**Task requirements**: Quote the whole listing exactly. Leave the pictures out of your copy.

---------------

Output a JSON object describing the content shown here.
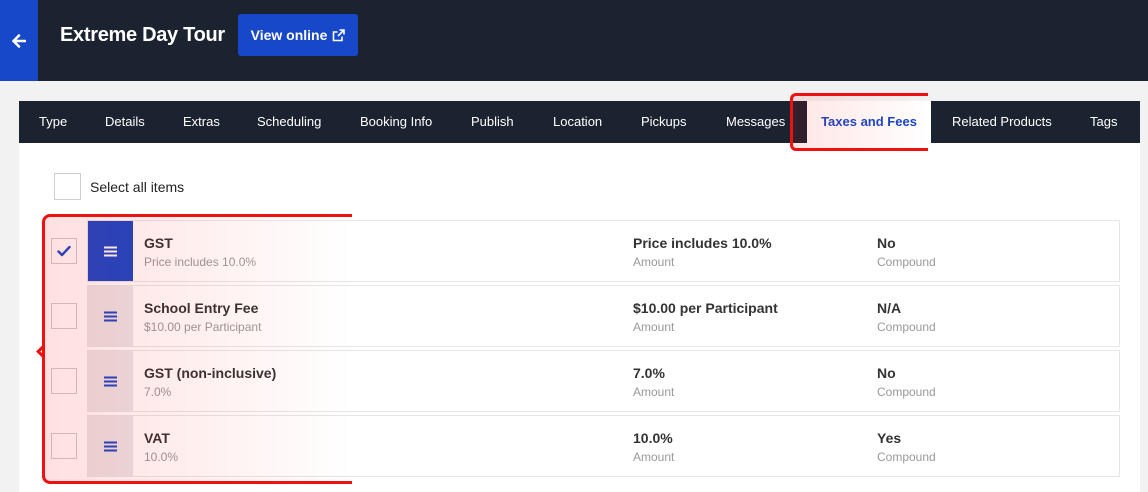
{
  "header": {
    "title": "Extreme Day Tour",
    "view_online_label": "View online",
    "accent_color": "#1748c9",
    "bar_color": "#1b2330"
  },
  "tabs": [
    {
      "label": "Type",
      "active": false
    },
    {
      "label": "Details",
      "active": false
    },
    {
      "label": "Extras",
      "active": false
    },
    {
      "label": "Scheduling",
      "active": false
    },
    {
      "label": "Booking Info",
      "active": false
    },
    {
      "label": "Publish",
      "active": false
    },
    {
      "label": "Location",
      "active": false
    },
    {
      "label": "Pickups",
      "active": false
    },
    {
      "label": "Messages",
      "active": false
    },
    {
      "label": "Taxes and Fees",
      "active": true
    },
    {
      "label": "Related Products",
      "active": false
    },
    {
      "label": "Tags",
      "active": false
    }
  ],
  "select_all_label": "Select all items",
  "items": [
    {
      "name": "GST",
      "description": "Price includes 10.0%",
      "amount": "Price includes 10.0%",
      "amount_label": "Amount",
      "compound": "No",
      "compound_label": "Compound",
      "checked": true
    },
    {
      "name": "School Entry Fee",
      "description": "$10.00 per Participant",
      "amount": "$10.00 per Participant",
      "amount_label": "Amount",
      "compound": "N/A",
      "compound_label": "Compound",
      "checked": false
    },
    {
      "name": "GST (non-inclusive)",
      "description": "7.0%",
      "amount": "7.0%",
      "amount_label": "Amount",
      "compound": "No",
      "compound_label": "Compound",
      "checked": false
    },
    {
      "name": "VAT",
      "description": "10.0%",
      "amount": "10.0%",
      "amount_label": "Amount",
      "compound": "Yes",
      "compound_label": "Compound",
      "checked": false
    }
  ],
  "icons": {
    "back": "arrow-left-icon",
    "external": "external-link-icon",
    "handle": "drag-handle-icon",
    "check": "checkmark-icon"
  }
}
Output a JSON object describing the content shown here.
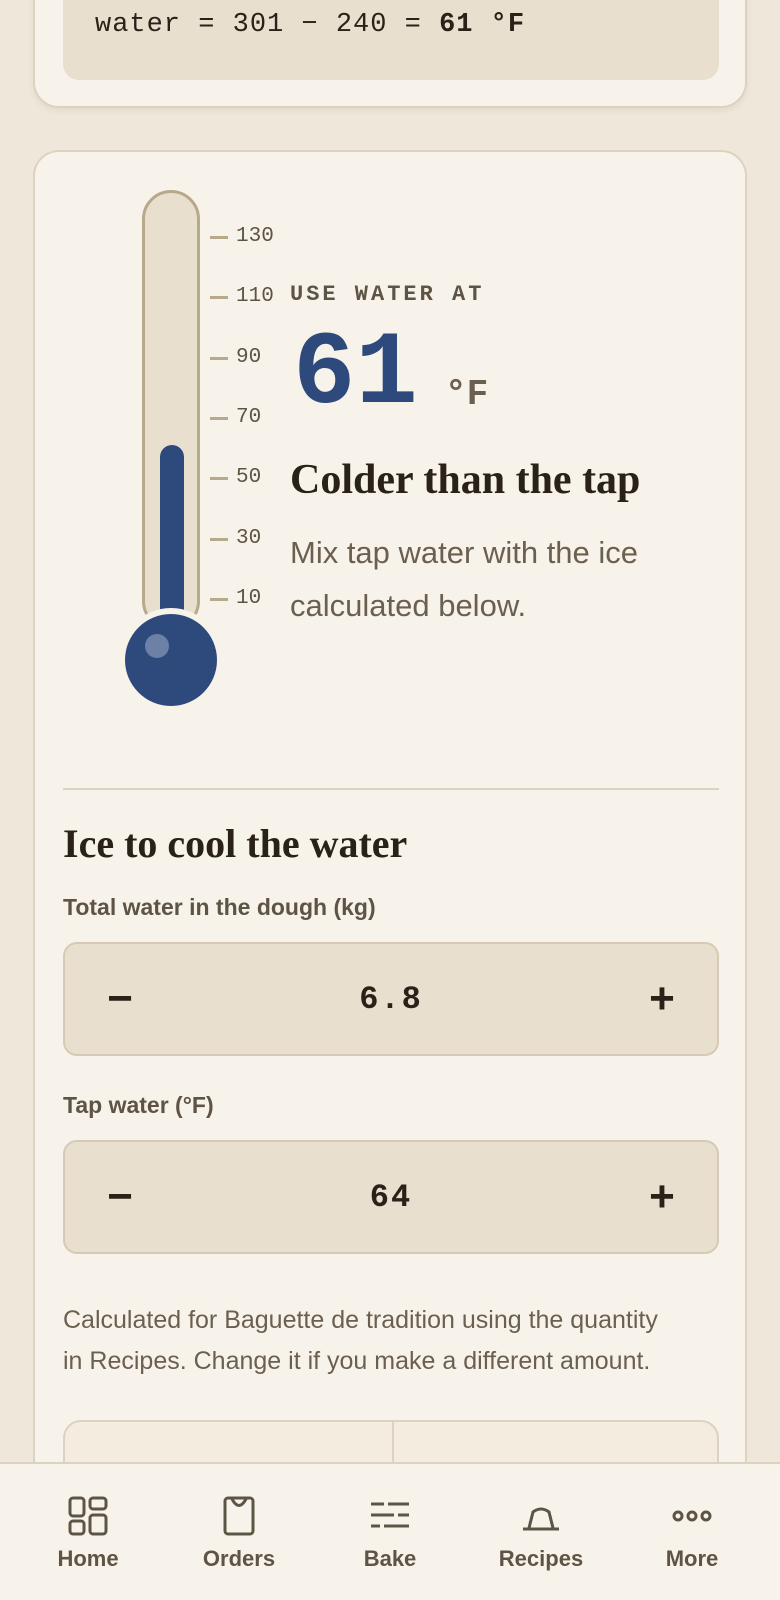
{
  "formula": {
    "prefix": "water = 301 − 240 = ",
    "result": "61 °F"
  },
  "thermometer": {
    "scale_min": 0,
    "scale_max": 140,
    "current_value": 61,
    "ticks": [
      "130",
      "110",
      "90",
      "70",
      "50",
      "30",
      "10"
    ]
  },
  "result": {
    "eyebrow": "USE WATER AT",
    "temperature": "61",
    "unit": "°F",
    "title": "Colder than the tap",
    "description": "Mix tap water with the ice calculated below."
  },
  "ice": {
    "title": "Ice to cool the water",
    "total_water_label": "Total water in the dough (kg)",
    "total_water_value": "6.8",
    "tap_water_label": "Tap water (°F)",
    "tap_water_value": "64",
    "minus_label": "−",
    "plus_label": "+",
    "note": "Calculated for Baguette de tradition using the quantity in Recipes. Change it if you make a different amount."
  },
  "nav": {
    "items": [
      {
        "label": "Home",
        "icon": "home-grid-icon"
      },
      {
        "label": "Orders",
        "icon": "orders-bag-icon"
      },
      {
        "label": "Bake",
        "icon": "bake-lines-icon"
      },
      {
        "label": "Recipes",
        "icon": "recipes-pan-icon"
      },
      {
        "label": "More",
        "icon": "more-dots-icon"
      }
    ]
  },
  "colors": {
    "accent": "#2e4a7d",
    "background": "#efe8da",
    "card": "#f8f3ea",
    "input": "#e8dfcf",
    "border": "#ddd2bf"
  }
}
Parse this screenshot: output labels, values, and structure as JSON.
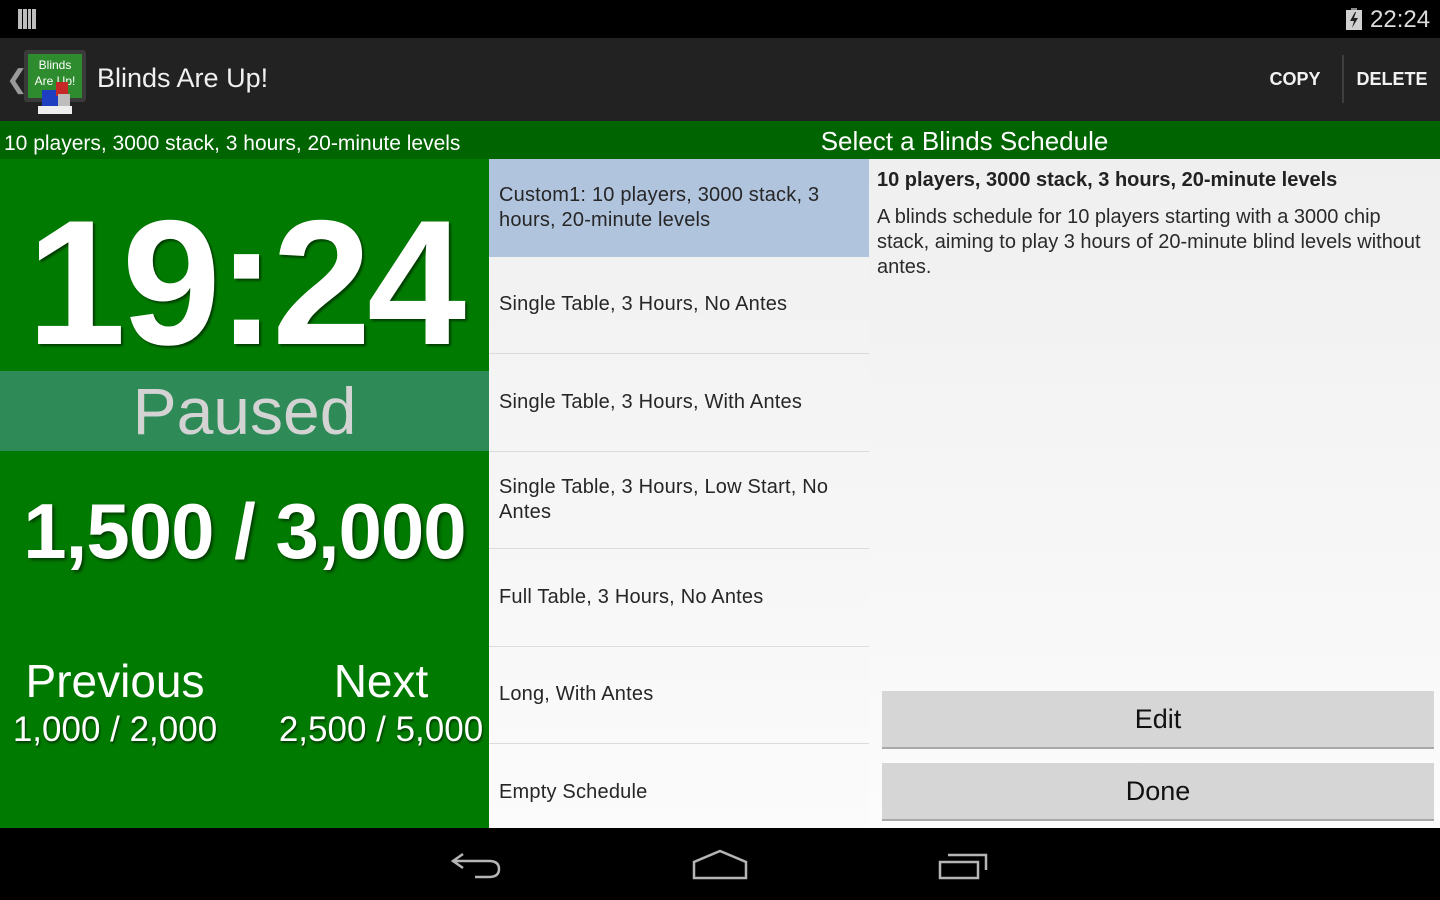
{
  "status_bar": {
    "left_icon": "notification-bars-icon",
    "battery_icon": "battery-charging-icon",
    "time": "22:24"
  },
  "action_bar": {
    "up_icon": "chevron-left-icon",
    "logo_icon": "blinds-are-up-logo",
    "logo_text_line1": "Blinds",
    "logo_text_line2": "Are Up!",
    "title": "Blinds Are Up!",
    "copy_label": "COPY",
    "delete_label": "DELETE"
  },
  "header": {
    "left_text": "10 players, 3000 stack, 3 hours, 20-minute levels",
    "right_text": "Select a Blinds Schedule"
  },
  "timer_panel": {
    "time_remaining": "19:24",
    "status": "Paused",
    "current_blinds": "1,500 / 3,000",
    "previous_label": "Previous",
    "previous_blinds": "1,000 / 2,000",
    "next_label": "Next",
    "next_blinds": "2,500 / 5,000"
  },
  "schedule_list": {
    "selected_index": 0,
    "items": [
      {
        "label": "Custom1: 10 players, 3000 stack, 3 hours, 20-minute levels"
      },
      {
        "label": "Single Table, 3 Hours, No Antes"
      },
      {
        "label": "Single Table, 3 Hours, With Antes"
      },
      {
        "label": "Single Table, 3 Hours, Low Start, No Antes"
      },
      {
        "label": "Full Table, 3 Hours, No Antes"
      },
      {
        "label": "Long, With Antes"
      },
      {
        "label": "Empty Schedule"
      }
    ]
  },
  "detail": {
    "title": "10 players, 3000 stack, 3 hours, 20-minute levels",
    "description": "A blinds schedule for 10 players starting with a 3000 chip stack, aiming to play 3 hours of 20-minute blind levels without antes.",
    "edit_label": "Edit",
    "done_label": "Done"
  },
  "nav_bar": {
    "back_icon": "back-icon",
    "home_icon": "home-icon",
    "recent_icon": "recent-apps-icon"
  },
  "colors": {
    "header_green": "#006400",
    "timer_green": "#007a00",
    "paused_band": "#2e8b57",
    "selected_item": "#b0c4de",
    "action_bar": "#222222"
  }
}
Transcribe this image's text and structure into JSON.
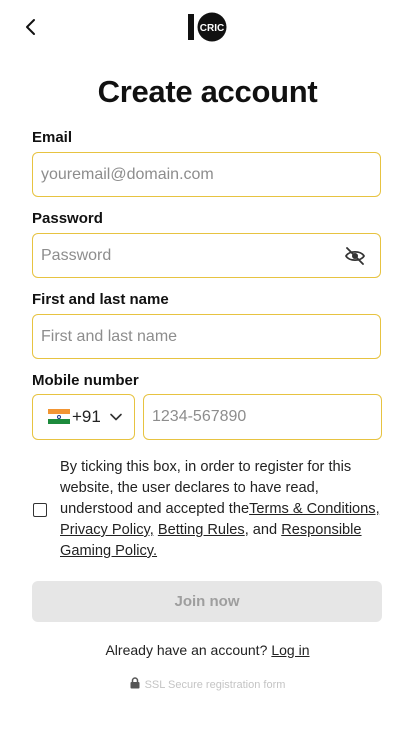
{
  "header": {
    "back_icon": "chevron-left-icon",
    "logo_text": "CRIC",
    "logo_digits": "10"
  },
  "title": "Create account",
  "form": {
    "email": {
      "label": "Email",
      "placeholder": "youremail@domain.com",
      "value": ""
    },
    "password": {
      "label": "Password",
      "placeholder": "Password",
      "value": "",
      "toggle_icon": "eye-off-icon"
    },
    "name": {
      "label": "First and last name",
      "placeholder": "First and last name",
      "value": ""
    },
    "mobile": {
      "label": "Mobile number",
      "country_code": "+91",
      "flag_icon": "india-flag-icon",
      "placeholder": "1234-567890",
      "value": ""
    }
  },
  "consent": {
    "text": "By ticking this box, in order to register for this website, the user declares to have read, understood and accepted the",
    "links": [
      "Terms & Conditions,",
      "Privacy Policy,",
      "Betting Rules"
    ],
    "and": ", and",
    "last_link": "Responsible Gaming Policy.",
    "checked": false
  },
  "join_button": "Join now",
  "login": {
    "prompt": "Already have an account?",
    "link": "Log in"
  },
  "secure_note": "SSL Secure registration form",
  "colors": {
    "field_border": "#e7c341",
    "button_disabled_bg": "#e6e6e6",
    "button_disabled_text": "#9e9e9e"
  }
}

---------------

**Finished task**:
Output a JSON object describing the content shown here.
{
  "header": {
    "title": "Extreme Day Tour",
    "view_online_label": "View online",
    "accent_color": "#1748c9",
    "bar_color": "#1b2330"
  },
  "tabs": [
    {
      "label": "Type",
      "active": false
    },
    {
      "label": "Details",
      "active": false
    },
    {
      "label": "Extras",
      "active": false
    },
    {
      "label": "Scheduling",
      "active": false
    },
    {
      "label": "Booking Info",
      "active": false
    },
    {
      "label": "Publish",
      "active": false
    },
    {
      "label": "Location",
      "active": false
    },
    {
      "label": "Pickups",
      "active": false
    },
    {
      "label": "Messages",
      "active": false
    },
    {
      "label": "Taxes and Fees",
      "active": true
    },
    {
      "label": "Related Products",
      "active": false
    },
    {
      "label": "Tags",
      "active": false
    }
  ],
  "select_all_label": "Select all items",
  "items": [
    {
      "name": "GST",
      "description": "Price includes 10.0%",
      "amount": "Price includes 10.0%",
      "amount_label": "Amount",
      "compound": "No",
      "compound_label": "Compound",
      "checked": true
    },
    {
      "name": "School Entry Fee",
      "description": "$10.00 per Participant",
      "amount": "$10.00 per Participant",
      "amount_label": "Amount",
      "compound": "N/A",
      "compound_label": "Compound",
      "checked": false
    },
    {
      "name": "GST (non-inclusive)",
      "description": "7.0%",
      "amount": "7.0%",
      "amount_label": "Amount",
      "compound": "No",
      "compound_label": "Compound",
      "checked": false
    },
    {
      "name": "VAT",
      "description": "10.0%",
      "amount": "10.0%",
      "amount_label": "Amount",
      "compound": "Yes",
      "compound_label": "Compound",
      "checked": false
    }
  ],
  "icons": {
    "back": "arrow-left-icon",
    "external": "external-link-icon",
    "handle": "drag-handle-icon",
    "check": "checkmark-icon"
  }
}
Output a JSON object describing the content shown here.
{
  "formula": {
    "prefix": "water = 301 − 240 = ",
    "result": "61 °F"
  },
  "thermometer": {
    "scale_min": 0,
    "scale_max": 140,
    "current_value": 61,
    "ticks": [
      "130",
      "110",
      "90",
      "70",
      "50",
      "30",
      "10"
    ]
  },
  "result": {
    "eyebrow": "USE WATER AT",
    "temperature": "61",
    "unit": "°F",
    "title": "Colder than the tap",
    "description": "Mix tap water with the ice calculated below."
  },
  "ice": {
    "title": "Ice to cool the water",
    "total_water_label": "Total water in the dough (kg)",
    "total_water_value": "6.8",
    "tap_water_label": "Tap water (°F)",
    "tap_water_value": "64",
    "minus_label": "−",
    "plus_label": "+",
    "note": "Calculated for Baguette de tradition using the quantity in Recipes. Change it if you make a different amount."
  },
  "nav": {
    "items": [
      {
        "label": "Home",
        "icon": "home-grid-icon"
      },
      {
        "label": "Orders",
        "icon": "orders-bag-icon"
      },
      {
        "label": "Bake",
        "icon": "bake-lines-icon"
      },
      {
        "label": "Recipes",
        "icon": "recipes-pan-icon"
      },
      {
        "label": "More",
        "icon": "more-dots-icon"
      }
    ]
  },
  "colors": {
    "accent": "#2e4a7d",
    "background": "#efe8da",
    "card": "#f8f3ea",
    "input": "#e8dfcf",
    "border": "#ddd2bf"
  }
}
Parse this screenshot: output labels, values, and structure as JSON.
{
  "status_bar": {
    "left_icon": "notification-bars-icon",
    "battery_icon": "battery-charging-icon",
    "time": "22:24"
  },
  "action_bar": {
    "up_icon": "chevron-left-icon",
    "logo_icon": "blinds-are-up-logo",
    "logo_text_line1": "Blinds",
    "logo_text_line2": "Are Up!",
    "title": "Blinds Are Up!",
    "copy_label": "COPY",
    "delete_label": "DELETE"
  },
  "header": {
    "left_text": "10 players, 3000 stack, 3 hours, 20-minute levels",
    "right_text": "Select a Blinds Schedule"
  },
  "timer_panel": {
    "time_remaining": "19:24",
    "status": "Paused",
    "current_blinds": "1,500 / 3,000",
    "previous_label": "Previous",
    "previous_blinds": "1,000 / 2,000",
    "next_label": "Next",
    "next_blinds": "2,500 / 5,000"
  },
  "schedule_list": {
    "selected_index": 0,
    "items": [
      {
        "label": "Custom1: 10 players, 3000 stack, 3 hours, 20-minute levels"
      },
      {
        "label": "Single Table, 3 Hours, No Antes"
      },
      {
        "label": "Single Table, 3 Hours, With Antes"
      },
      {
        "label": "Single Table, 3 Hours, Low Start, No Antes"
      },
      {
        "label": "Full Table, 3 Hours, No Antes"
      },
      {
        "label": "Long, With Antes"
      },
      {
        "label": "Empty Schedule"
      }
    ]
  },
  "detail": {
    "title": "10 players, 3000 stack, 3 hours, 20-minute levels",
    "description": "A blinds schedule for 10 players starting with a 3000 chip stack, aiming to play 3 hours of 20-minute blind levels without antes.",
    "edit_label": "Edit",
    "done_label": "Done"
  },
  "nav_bar": {
    "back_icon": "back-icon",
    "home_icon": "home-icon",
    "recent_icon": "recent-apps-icon"
  },
  "colors": {
    "header_green": "#006400",
    "timer_green": "#007a00",
    "paused_band": "#2e8b57",
    "selected_item": "#b0c4de",
    "action_bar": "#222222"
  }
}
Transcribe this image's text and structure into JSON.
{
  "header": {
    "back_icon": "chevron-left-icon",
    "logo_text": "CRIC",
    "logo_digits": "10"
  },
  "title": "Create account",
  "form": {
    "email": {
      "label": "Email",
      "placeholder": "youremail@domain.com",
      "value": ""
    },
    "password": {
      "label": "Password",
      "placeholder": "Password",
      "value": "",
      "toggle_icon": "eye-off-icon"
    },
    "name": {
      "label": "First and last name",
      "placeholder": "First and last name",
      "value": ""
    },
    "mobile": {
      "label": "Mobile number",
      "country_code": "+91",
      "flag_icon": "india-flag-icon",
      "placeholder": "1234-567890",
      "value": ""
    }
  },
  "consent": {
    "text": "By ticking this box, in order to register for this website, the user declares to have read, understood and accepted the",
    "links": [
      "Terms & Conditions,",
      "Privacy Policy,",
      "Betting Rules"
    ],
    "and": ", and",
    "last_link": "Responsible Gaming Policy.",
    "checked": false
  },
  "join_button": "Join now",
  "login": {
    "prompt": "Already have an account?",
    "link": "Log in"
  },
  "secure_note": "SSL Secure registration form",
  "colors": {
    "field_border": "#e7c341",
    "button_disabled_bg": "#e6e6e6",
    "button_disabled_text": "#9e9e9e"
  }
}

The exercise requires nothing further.